+++ Material supplied +++

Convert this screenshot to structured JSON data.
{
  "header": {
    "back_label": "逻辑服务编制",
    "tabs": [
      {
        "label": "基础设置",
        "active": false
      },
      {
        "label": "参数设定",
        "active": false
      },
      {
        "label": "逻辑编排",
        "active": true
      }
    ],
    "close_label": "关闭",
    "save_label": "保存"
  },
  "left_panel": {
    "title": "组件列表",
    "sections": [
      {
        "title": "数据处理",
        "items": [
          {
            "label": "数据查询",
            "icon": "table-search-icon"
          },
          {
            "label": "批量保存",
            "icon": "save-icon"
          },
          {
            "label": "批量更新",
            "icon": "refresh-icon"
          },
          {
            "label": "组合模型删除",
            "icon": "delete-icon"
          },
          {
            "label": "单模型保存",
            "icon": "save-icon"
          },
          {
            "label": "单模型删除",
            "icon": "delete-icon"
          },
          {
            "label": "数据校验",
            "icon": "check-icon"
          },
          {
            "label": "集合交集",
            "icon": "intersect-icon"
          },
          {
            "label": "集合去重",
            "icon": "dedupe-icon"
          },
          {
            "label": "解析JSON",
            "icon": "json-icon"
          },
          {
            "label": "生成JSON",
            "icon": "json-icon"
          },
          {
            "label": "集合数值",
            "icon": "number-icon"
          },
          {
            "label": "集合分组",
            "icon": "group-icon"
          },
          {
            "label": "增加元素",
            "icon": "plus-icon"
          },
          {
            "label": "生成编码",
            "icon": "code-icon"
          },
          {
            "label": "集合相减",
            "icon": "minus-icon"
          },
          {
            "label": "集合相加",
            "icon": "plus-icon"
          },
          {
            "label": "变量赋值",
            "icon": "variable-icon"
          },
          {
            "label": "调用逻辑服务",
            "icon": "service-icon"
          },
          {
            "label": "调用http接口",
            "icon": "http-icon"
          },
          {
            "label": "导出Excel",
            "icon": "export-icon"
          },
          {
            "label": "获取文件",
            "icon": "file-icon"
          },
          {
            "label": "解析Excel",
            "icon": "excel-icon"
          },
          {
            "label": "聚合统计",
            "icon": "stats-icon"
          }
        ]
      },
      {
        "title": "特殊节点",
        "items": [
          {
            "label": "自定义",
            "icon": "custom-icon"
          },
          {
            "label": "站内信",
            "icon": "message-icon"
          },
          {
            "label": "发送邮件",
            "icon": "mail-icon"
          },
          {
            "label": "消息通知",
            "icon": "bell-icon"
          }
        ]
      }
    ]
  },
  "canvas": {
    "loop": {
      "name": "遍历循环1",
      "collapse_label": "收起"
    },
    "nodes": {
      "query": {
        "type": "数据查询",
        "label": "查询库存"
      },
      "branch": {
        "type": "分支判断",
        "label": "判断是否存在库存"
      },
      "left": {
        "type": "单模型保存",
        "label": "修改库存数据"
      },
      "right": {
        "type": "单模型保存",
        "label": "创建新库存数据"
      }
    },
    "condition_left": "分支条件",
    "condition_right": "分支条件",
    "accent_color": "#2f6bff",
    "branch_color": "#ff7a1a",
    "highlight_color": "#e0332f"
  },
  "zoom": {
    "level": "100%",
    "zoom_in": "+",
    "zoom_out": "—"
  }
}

+++

• **What to produce**: Extract all of the data shown above and repeat it verbatim.

• **In response**:
Convert this screenshot to structured JSON data.
{
  "header": {
    "back_label": "逻辑服务编制",
    "tabs": [
      {
        "label": "基础设置",
        "active": false
      },
      {
        "label": "参数设定",
        "active": false
      },
      {
        "label": "逻辑编排",
        "active": true
      }
    ],
    "close_label": "关闭",
    "save_label": "保存"
  },
  "left_panel": {
    "title": "组件列表",
    "sections": [
      {
        "title": "数据处理",
        "items": [
          {
            "label": "数据查询",
            "icon": "table-search-icon"
          },
          {
            "label": "批量保存",
            "icon": "save-icon"
          },
          {
            "label": "批量更新",
            "icon": "refresh-icon"
          },
          {
            "label": "组合模型删除",
            "icon": "delete-icon"
          },
          {
            "label": "单模型保存",
            "icon": "save-icon"
          },
          {
            "label": "单模型删除",
            "icon": "delete-icon"
          },
          {
            "label": "数据校验",
            "icon": "check-icon"
          },
          {
            "label": "集合交集",
            "icon": "intersect-icon"
          },
          {
            "label": "集合去重",
            "icon": "dedupe-icon"
          },
          {
            "label": "解析JSON",
            "icon": "json-icon"
          },
          {
            "label": "生成JSON",
            "icon": "json-icon"
          },
          {
            "label": "集合数值",
            "icon": "number-icon"
          },
          {
            "label": "集合分组",
            "icon": "group-icon"
          },
          {
            "label": "增加元素",
            "icon": "plus-icon"
          },
          {
            "label": "生成编码",
            "icon": "code-icon"
          },
          {
            "label": "集合相减",
            "icon": "minus-icon"
          },
          {
            "label": "集合相加",
            "icon": "plus-icon"
          },
          {
            "label": "变量赋值",
            "icon": "variable-icon"
          },
          {
            "label": "调用逻辑服务",
            "icon": "service-icon"
          },
          {
            "label": "调用http接口",
            "icon": "http-icon"
          },
          {
            "label": "导出Excel",
            "icon": "export-icon"
          },
          {
            "label": "获取文件",
            "icon": "file-icon"
          },
          {
            "label": "解析Excel",
            "icon": "excel-icon"
          },
          {
            "label": "聚合统计",
            "icon": "stats-icon"
          }
        ]
      },
      {
        "title": "特殊节点",
        "items": [
          {
            "label": "自定义",
            "icon": "custom-icon"
          },
          {
            "label": "站内信",
            "icon": "message-icon"
          },
          {
            "label": "发送邮件",
            "icon": "mail-icon"
          },
          {
            "label": "消息通知",
            "icon": "bell-icon"
          }
        ]
      }
    ]
  },
  "canvas": {
    "loop": {
      "name": "遍历循环1",
      "collapse_label": "收起"
    },
    "nodes": {
      "query": {
        "type": "数据查询",
        "label": "查询库存"
      },
      "branch": {
        "type": "分支判断",
        "label": "判断是否存在库存"
      },
      "left": {
        "type": "单模型保存",
        "label": "修改库存数据"
      },
      "right": {
        "type": "单模型保存",
        "label": "创建新库存数据"
      }
    },
    "condition_left": "分支条件",
    "condition_right": "分支条件",
    "accent_color": "#2f6bff",
    "branch_color": "#ff7a1a",
    "highlight_color": "#e0332f"
  },
  "zoom": {
    "level": "100%",
    "zoom_in": "+",
    "zoom_out": "—"
  }
}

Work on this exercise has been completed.